• [Requirements]: Keep only the lines where "support" appears.

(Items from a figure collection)

────────

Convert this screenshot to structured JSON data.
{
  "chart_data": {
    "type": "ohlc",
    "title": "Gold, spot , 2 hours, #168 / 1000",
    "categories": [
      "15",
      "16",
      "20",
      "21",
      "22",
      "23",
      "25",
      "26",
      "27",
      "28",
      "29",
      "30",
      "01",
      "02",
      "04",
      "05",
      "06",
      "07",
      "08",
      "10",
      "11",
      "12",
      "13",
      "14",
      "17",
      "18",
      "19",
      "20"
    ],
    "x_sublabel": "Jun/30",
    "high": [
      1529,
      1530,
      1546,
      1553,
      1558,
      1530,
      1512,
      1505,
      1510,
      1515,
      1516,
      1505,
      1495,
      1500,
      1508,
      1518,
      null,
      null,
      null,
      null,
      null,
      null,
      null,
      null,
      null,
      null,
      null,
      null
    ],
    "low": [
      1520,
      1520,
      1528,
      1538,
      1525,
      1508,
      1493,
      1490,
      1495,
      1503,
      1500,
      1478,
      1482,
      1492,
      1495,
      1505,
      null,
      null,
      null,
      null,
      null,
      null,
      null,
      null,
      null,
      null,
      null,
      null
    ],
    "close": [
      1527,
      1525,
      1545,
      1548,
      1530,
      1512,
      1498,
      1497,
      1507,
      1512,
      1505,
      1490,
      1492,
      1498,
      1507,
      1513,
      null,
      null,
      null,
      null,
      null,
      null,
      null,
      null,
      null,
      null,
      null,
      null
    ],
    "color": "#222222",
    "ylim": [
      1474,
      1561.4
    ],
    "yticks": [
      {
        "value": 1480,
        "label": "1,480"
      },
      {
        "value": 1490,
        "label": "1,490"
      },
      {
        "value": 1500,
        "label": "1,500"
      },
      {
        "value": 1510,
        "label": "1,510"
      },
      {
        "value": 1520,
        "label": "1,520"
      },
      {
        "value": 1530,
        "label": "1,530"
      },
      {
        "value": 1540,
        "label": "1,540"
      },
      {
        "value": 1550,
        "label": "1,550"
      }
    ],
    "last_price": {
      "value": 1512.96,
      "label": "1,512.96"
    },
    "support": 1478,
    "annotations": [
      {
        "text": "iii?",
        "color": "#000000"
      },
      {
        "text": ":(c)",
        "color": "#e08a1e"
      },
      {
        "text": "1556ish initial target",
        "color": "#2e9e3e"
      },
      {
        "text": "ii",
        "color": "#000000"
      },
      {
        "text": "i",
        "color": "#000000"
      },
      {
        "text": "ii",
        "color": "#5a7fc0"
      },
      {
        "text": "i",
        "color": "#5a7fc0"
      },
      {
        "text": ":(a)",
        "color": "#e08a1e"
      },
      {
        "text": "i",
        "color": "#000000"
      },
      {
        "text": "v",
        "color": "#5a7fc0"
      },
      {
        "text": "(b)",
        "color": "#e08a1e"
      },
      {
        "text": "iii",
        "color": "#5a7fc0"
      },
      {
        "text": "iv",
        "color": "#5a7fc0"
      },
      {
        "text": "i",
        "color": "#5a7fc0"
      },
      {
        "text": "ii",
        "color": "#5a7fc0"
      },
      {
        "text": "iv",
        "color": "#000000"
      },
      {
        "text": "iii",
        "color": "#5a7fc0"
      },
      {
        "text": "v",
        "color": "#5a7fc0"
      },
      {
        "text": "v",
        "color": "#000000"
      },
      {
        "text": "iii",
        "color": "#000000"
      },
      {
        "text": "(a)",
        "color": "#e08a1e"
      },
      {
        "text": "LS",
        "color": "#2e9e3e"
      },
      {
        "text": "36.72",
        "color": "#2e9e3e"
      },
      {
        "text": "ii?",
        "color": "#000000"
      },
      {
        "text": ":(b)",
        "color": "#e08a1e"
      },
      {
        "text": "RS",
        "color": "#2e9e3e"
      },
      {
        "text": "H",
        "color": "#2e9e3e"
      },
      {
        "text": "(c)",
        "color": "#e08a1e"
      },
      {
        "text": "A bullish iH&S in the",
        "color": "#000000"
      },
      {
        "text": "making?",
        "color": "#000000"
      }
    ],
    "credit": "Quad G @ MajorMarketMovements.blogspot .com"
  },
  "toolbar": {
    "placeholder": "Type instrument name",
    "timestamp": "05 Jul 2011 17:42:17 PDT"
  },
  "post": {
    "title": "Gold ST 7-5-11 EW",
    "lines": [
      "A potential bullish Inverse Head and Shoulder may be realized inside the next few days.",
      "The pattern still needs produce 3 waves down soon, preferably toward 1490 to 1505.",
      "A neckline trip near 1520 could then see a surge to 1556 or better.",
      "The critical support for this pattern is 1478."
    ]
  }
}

────────

• [The output]:
    "support": 1478,
      "The critical support for this pattern is 1478."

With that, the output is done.